Exercise aim:
Each line containing the word "мучительный" needs to be copied.

--- start of The input ---

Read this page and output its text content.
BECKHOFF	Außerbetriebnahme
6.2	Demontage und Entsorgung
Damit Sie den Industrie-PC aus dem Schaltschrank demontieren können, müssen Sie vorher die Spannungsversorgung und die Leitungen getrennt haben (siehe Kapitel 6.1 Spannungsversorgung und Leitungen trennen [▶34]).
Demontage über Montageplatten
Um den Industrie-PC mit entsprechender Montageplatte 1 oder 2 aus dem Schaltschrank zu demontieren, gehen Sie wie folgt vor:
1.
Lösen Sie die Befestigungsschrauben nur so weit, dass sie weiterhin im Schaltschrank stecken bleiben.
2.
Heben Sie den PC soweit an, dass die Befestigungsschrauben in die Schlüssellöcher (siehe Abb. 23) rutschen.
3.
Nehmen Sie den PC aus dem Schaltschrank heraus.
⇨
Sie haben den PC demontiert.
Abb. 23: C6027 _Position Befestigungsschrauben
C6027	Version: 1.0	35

--- end of The input ---
--- start of The input ---

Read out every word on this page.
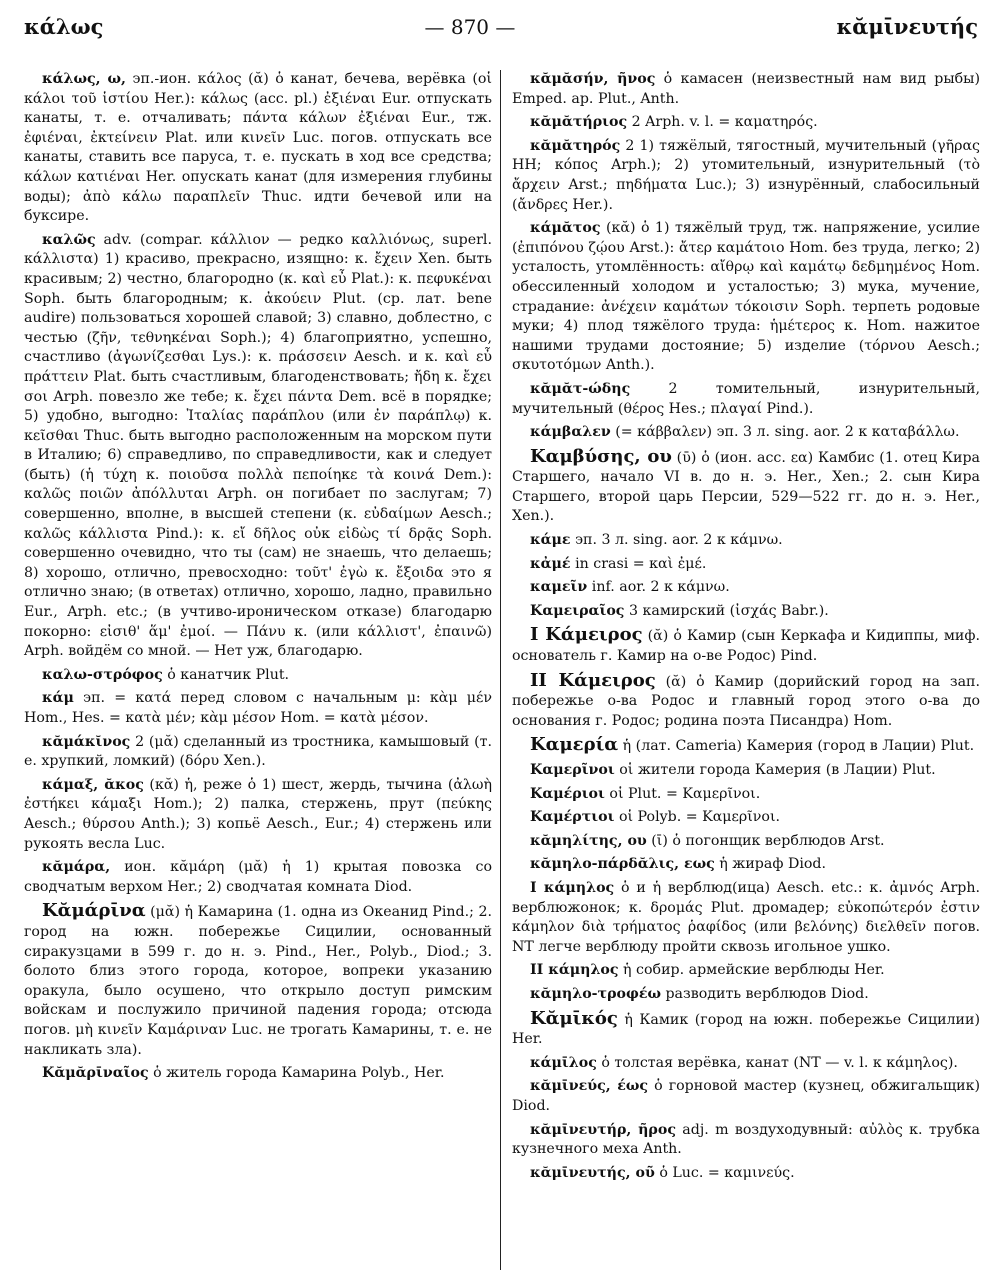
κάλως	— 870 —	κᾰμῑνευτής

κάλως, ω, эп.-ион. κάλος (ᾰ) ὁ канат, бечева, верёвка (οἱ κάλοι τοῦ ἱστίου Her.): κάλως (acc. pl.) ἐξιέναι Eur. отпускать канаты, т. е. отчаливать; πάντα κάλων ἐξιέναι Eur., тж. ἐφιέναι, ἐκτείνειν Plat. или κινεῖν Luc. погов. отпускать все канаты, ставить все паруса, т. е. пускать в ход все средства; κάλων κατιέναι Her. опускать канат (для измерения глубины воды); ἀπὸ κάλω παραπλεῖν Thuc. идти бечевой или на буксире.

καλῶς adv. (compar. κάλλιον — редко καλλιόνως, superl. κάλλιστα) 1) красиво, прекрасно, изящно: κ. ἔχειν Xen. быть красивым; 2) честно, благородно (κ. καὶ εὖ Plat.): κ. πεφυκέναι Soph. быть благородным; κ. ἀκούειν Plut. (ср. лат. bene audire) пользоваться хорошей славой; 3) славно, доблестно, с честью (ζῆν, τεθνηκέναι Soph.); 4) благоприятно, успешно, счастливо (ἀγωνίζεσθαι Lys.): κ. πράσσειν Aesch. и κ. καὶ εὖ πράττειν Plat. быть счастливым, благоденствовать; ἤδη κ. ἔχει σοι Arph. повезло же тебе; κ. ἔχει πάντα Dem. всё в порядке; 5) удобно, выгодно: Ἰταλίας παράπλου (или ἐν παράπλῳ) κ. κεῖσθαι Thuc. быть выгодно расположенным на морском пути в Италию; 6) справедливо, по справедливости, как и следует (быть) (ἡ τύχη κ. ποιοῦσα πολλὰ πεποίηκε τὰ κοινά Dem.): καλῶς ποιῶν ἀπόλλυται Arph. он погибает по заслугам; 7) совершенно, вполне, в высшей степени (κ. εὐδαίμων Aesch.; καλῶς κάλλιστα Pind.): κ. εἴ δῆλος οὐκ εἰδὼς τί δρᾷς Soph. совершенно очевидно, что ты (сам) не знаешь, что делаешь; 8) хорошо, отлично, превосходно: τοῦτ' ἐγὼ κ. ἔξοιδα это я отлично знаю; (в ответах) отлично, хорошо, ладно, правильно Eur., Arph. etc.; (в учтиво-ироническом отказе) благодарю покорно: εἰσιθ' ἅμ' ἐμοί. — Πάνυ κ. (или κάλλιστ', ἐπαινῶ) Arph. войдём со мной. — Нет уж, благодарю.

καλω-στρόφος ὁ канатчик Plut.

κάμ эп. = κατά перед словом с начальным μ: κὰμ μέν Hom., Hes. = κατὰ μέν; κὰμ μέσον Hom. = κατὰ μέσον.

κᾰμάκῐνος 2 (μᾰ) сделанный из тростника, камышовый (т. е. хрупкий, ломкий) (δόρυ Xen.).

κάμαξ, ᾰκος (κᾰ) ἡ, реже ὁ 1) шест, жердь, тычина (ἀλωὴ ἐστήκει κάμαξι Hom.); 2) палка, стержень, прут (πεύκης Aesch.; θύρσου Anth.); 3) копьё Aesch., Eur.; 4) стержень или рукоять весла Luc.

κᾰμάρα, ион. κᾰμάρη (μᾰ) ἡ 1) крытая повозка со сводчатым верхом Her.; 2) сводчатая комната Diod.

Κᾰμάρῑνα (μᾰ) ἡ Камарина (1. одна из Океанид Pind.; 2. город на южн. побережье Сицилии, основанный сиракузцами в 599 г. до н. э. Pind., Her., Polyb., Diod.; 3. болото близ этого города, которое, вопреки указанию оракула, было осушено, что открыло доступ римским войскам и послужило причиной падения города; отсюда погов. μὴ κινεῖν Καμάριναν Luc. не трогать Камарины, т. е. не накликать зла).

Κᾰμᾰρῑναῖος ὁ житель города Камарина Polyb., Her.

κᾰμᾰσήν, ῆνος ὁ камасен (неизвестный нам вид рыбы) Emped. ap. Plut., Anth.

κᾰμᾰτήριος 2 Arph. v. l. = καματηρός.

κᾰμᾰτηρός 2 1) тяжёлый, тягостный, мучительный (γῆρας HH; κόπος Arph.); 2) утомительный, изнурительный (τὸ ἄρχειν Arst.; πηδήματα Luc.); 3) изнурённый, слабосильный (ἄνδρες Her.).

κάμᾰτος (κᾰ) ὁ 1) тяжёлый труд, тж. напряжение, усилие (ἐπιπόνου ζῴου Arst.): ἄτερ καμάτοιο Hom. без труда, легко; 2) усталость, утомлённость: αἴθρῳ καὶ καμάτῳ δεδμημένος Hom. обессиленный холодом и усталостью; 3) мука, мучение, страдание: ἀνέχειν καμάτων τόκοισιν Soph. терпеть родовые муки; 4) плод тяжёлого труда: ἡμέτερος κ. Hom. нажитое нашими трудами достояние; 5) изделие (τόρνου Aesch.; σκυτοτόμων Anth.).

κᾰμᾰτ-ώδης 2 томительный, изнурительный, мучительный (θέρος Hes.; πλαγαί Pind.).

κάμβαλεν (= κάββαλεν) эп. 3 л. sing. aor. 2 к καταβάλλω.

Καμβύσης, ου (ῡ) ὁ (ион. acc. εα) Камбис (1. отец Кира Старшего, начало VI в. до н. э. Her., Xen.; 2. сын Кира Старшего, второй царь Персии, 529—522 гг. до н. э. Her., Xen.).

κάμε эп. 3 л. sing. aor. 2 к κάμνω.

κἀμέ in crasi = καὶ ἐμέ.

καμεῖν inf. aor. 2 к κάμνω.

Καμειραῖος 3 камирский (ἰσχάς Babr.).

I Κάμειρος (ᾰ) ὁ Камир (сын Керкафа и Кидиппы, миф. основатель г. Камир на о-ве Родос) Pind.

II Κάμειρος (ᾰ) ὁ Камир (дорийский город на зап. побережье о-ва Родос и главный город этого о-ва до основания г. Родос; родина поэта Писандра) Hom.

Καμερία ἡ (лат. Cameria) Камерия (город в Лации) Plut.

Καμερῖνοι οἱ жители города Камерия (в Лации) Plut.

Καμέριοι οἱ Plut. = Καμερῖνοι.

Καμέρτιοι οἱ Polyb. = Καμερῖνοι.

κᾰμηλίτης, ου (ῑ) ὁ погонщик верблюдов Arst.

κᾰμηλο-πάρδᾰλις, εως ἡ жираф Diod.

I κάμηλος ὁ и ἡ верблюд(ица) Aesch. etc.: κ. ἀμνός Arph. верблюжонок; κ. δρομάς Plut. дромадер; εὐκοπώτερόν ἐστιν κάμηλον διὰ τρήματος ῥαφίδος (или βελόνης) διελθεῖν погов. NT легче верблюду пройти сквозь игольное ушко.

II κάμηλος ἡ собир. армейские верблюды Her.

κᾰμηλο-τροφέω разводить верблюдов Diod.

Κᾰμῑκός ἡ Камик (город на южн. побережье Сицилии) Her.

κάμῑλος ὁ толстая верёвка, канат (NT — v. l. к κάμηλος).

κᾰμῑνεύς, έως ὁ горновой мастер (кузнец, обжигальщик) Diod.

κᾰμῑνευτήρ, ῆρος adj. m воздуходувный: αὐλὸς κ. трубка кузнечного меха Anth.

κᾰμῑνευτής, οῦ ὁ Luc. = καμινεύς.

--- end of The input ---

Result of this exercise:
κᾰμᾰτηρός 2 1) тяжёлый, тягостный, мучительный (γῆρας HH; κόπος Arph.); 2) утомительный, изнурительный (τὸ ἄρχειν Arst.; πηδήματα Luc.); 3) изнурённый, слабосильный (ἄνδρες Her.).
κᾰμᾰτ-ώδης 2 томительный, изнурительный, мучительный (θέρος Hes.; πλαγαί Pind.).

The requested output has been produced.